_YOUR OBJECTIVE_
Where a line holds the word "altitudinal", copy that line.

_MATERIAL PROVIDED_

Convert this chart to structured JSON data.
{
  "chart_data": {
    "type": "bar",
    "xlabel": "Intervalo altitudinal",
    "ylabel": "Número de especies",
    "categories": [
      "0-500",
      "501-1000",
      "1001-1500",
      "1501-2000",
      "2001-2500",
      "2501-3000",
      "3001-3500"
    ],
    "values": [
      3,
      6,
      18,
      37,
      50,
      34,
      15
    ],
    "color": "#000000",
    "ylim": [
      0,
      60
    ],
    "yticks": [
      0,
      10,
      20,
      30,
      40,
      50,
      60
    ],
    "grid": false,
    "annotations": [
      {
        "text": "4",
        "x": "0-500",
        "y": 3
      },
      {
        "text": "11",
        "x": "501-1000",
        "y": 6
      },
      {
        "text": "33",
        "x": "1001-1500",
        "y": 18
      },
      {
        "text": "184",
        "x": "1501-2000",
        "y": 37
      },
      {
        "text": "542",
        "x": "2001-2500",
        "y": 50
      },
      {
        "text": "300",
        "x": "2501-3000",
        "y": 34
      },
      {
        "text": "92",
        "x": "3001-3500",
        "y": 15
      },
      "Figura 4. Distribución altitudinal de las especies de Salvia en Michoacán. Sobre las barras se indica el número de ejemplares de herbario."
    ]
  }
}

_TASK SOLUTION_
    "xlabel": "Intervalo altitudinal",
      "Figura 4. Distribución altitudinal de las especies de Salvia en Michoacán. Sobre las barras se indica el número de ejemplares de herbario."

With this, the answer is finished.